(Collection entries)
BEGIN
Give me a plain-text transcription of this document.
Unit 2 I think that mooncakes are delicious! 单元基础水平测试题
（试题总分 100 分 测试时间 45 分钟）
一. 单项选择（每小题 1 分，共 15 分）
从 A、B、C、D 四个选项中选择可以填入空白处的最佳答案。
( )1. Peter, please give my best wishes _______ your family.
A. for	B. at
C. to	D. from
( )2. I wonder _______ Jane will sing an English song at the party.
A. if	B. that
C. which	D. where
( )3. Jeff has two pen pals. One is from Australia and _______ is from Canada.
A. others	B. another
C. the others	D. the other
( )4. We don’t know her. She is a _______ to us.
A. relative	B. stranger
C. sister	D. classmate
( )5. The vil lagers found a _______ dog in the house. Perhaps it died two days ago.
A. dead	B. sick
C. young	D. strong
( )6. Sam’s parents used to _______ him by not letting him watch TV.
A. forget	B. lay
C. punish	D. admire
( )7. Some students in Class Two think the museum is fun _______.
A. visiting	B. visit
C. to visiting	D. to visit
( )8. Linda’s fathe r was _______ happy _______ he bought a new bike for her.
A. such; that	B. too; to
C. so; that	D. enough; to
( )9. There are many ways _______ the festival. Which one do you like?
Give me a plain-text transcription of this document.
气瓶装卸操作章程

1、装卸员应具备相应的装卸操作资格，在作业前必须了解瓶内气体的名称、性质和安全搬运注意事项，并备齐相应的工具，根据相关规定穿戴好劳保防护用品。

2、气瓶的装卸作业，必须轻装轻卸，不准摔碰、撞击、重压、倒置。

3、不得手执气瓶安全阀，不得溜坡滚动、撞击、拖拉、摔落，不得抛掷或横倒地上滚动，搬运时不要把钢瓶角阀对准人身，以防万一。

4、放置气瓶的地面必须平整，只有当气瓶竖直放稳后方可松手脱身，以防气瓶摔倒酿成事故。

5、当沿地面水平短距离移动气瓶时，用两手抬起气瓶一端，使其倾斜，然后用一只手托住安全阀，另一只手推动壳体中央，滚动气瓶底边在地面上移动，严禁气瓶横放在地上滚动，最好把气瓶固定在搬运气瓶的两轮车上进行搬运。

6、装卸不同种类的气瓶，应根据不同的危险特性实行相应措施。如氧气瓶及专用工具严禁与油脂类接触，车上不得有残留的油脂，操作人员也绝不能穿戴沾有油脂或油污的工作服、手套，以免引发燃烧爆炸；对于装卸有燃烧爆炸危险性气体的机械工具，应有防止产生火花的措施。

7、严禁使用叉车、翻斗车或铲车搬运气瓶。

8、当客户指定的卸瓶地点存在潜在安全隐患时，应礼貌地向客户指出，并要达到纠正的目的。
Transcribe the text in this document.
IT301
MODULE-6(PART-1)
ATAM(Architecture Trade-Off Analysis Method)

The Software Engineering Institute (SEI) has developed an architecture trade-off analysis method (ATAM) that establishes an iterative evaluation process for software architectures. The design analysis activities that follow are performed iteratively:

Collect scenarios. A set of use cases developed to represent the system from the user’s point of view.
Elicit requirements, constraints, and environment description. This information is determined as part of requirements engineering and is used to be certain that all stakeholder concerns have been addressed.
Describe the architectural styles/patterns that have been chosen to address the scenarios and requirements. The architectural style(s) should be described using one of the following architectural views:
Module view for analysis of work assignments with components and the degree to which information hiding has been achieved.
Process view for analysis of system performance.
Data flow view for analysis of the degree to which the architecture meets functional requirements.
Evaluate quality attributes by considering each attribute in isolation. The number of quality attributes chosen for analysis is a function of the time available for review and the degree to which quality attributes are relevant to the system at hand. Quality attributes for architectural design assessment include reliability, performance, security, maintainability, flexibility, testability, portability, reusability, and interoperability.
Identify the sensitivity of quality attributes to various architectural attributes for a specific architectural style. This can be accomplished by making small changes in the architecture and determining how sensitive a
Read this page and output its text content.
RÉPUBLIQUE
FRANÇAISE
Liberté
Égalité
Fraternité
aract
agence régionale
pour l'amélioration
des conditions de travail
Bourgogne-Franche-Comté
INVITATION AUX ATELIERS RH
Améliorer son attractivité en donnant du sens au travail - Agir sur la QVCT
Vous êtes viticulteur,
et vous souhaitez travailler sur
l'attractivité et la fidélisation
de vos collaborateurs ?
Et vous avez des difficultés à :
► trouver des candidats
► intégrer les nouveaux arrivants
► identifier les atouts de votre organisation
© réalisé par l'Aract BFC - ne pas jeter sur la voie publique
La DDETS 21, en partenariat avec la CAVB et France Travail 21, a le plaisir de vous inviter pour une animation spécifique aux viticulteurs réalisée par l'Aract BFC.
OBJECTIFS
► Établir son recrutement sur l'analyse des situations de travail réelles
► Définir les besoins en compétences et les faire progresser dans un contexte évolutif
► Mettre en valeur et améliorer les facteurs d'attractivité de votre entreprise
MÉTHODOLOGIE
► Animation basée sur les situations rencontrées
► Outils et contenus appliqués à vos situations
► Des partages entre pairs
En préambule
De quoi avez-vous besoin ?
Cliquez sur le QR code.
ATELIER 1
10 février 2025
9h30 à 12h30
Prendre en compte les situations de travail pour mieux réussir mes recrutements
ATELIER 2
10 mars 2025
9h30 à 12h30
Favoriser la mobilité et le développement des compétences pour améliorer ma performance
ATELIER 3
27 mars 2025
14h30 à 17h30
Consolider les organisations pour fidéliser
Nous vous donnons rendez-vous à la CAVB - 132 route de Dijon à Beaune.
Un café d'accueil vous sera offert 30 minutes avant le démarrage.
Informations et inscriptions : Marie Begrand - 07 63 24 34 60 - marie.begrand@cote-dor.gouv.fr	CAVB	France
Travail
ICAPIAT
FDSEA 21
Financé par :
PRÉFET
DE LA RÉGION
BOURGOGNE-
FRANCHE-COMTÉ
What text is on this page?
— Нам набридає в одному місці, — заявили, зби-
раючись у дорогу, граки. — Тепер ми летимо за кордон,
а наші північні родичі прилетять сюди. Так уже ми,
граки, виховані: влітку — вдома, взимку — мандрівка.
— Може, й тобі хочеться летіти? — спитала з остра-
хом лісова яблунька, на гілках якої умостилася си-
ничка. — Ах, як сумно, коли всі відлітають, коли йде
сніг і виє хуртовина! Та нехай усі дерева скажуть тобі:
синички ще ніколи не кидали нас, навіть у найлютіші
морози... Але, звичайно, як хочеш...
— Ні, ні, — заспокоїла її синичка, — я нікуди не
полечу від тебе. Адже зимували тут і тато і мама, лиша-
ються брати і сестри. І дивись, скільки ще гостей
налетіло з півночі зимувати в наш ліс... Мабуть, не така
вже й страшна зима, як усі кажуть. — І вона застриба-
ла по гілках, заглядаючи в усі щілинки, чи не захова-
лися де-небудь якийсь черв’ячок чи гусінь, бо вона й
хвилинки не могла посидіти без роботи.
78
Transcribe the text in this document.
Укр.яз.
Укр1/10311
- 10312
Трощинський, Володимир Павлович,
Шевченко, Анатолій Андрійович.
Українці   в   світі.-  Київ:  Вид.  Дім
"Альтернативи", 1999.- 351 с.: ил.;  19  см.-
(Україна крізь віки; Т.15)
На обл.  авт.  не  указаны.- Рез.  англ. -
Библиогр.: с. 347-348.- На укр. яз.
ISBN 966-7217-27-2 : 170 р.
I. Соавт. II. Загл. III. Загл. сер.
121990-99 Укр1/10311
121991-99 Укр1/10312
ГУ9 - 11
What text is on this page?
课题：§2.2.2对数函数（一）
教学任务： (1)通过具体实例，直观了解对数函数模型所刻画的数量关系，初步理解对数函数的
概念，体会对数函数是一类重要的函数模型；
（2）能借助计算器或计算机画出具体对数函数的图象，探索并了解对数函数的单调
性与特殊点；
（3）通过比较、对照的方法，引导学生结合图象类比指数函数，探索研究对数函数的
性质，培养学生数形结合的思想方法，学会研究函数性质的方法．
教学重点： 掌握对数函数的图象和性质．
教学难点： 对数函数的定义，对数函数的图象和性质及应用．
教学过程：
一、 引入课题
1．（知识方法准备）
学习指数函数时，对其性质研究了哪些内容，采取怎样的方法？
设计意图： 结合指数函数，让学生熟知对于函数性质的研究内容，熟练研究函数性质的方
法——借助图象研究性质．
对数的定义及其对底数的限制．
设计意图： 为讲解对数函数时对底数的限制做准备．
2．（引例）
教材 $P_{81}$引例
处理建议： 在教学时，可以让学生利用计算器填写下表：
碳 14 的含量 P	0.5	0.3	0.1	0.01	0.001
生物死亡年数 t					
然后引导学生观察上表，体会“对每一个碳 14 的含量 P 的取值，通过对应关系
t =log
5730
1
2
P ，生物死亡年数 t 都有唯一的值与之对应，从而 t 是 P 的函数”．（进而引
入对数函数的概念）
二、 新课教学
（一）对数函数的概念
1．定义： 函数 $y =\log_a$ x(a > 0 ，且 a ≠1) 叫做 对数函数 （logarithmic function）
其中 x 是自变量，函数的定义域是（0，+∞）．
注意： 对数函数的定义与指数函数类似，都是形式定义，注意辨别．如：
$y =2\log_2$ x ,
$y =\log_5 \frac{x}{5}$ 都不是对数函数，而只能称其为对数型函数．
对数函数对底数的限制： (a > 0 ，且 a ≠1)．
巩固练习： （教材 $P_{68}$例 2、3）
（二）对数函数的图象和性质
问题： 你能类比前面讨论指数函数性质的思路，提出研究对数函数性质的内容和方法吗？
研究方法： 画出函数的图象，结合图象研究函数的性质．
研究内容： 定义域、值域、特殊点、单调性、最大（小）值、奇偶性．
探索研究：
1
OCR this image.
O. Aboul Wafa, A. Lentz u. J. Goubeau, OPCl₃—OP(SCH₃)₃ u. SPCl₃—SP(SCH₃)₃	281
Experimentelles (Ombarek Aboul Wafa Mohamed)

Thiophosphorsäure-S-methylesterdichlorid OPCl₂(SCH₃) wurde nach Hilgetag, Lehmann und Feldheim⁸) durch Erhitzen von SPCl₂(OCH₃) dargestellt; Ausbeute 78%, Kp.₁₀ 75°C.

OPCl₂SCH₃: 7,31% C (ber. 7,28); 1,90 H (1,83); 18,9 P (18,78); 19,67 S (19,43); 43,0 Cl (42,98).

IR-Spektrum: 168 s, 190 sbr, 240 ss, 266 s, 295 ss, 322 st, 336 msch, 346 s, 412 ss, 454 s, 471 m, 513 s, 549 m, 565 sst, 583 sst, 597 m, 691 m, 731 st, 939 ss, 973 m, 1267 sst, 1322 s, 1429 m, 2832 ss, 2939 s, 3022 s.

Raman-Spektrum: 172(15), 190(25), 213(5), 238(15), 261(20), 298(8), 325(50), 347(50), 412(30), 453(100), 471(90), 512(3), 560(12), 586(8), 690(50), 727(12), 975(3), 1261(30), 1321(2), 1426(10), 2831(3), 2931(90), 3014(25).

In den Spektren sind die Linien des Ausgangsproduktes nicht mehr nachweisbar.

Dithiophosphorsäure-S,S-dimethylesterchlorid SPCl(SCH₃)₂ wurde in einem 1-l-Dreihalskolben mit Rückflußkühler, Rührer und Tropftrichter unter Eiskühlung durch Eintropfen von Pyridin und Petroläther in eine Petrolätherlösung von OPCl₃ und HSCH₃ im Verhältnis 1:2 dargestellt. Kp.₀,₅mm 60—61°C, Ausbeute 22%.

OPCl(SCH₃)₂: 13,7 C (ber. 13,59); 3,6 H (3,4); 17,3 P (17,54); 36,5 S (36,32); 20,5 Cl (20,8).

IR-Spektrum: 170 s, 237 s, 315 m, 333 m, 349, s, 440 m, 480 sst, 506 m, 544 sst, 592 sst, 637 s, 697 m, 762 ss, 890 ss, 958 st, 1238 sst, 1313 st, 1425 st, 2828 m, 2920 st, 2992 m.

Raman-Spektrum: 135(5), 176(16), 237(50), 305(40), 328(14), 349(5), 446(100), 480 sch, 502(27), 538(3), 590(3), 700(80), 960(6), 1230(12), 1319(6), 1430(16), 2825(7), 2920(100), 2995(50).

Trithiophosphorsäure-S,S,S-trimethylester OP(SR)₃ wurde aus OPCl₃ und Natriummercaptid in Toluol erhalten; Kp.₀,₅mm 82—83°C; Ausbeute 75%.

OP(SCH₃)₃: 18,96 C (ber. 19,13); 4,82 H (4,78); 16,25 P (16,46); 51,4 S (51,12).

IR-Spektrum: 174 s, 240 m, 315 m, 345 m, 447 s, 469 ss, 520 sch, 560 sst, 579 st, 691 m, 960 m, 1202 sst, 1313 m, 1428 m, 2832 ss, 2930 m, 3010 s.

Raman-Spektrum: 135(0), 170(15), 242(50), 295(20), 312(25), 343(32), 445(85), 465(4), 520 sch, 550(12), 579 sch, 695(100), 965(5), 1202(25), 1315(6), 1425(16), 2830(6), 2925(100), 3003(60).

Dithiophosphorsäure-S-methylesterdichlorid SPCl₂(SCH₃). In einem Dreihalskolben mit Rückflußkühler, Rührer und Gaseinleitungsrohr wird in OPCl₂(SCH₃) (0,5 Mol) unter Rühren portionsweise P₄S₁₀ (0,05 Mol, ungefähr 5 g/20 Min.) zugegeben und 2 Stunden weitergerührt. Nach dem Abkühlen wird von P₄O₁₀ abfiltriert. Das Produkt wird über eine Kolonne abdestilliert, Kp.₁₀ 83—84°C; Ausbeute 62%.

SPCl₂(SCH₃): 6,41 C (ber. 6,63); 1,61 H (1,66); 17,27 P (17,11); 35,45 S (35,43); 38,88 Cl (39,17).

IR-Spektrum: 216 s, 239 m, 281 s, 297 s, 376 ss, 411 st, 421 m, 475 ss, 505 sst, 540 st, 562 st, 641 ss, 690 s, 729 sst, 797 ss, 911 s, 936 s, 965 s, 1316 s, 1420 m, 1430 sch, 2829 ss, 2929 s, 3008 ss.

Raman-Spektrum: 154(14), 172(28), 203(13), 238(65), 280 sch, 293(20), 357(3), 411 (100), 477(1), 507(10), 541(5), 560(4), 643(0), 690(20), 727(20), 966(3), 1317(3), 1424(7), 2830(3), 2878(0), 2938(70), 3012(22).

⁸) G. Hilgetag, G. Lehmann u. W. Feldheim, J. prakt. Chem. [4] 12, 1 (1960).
END
*Your objective*:
Extract every line that has the string "attributes" in it.

*Finished exercise*:
Evaluate quality attributes by considering each attribute in isolation. The number of quality attributes chosen for analysis is a function of the time available for review and the degree to which quality attributes are relevant to the system at hand. Quality attributes for architectural design assessment include reliability, performance, security, maintainability, flexibility, testability, portability, reusability, and interoperability.
Identify the sensitivity of quality attributes to various architectural attributes for a specific architectural style. This can be accomplished by making small changes in the architecture and determining how sensitive a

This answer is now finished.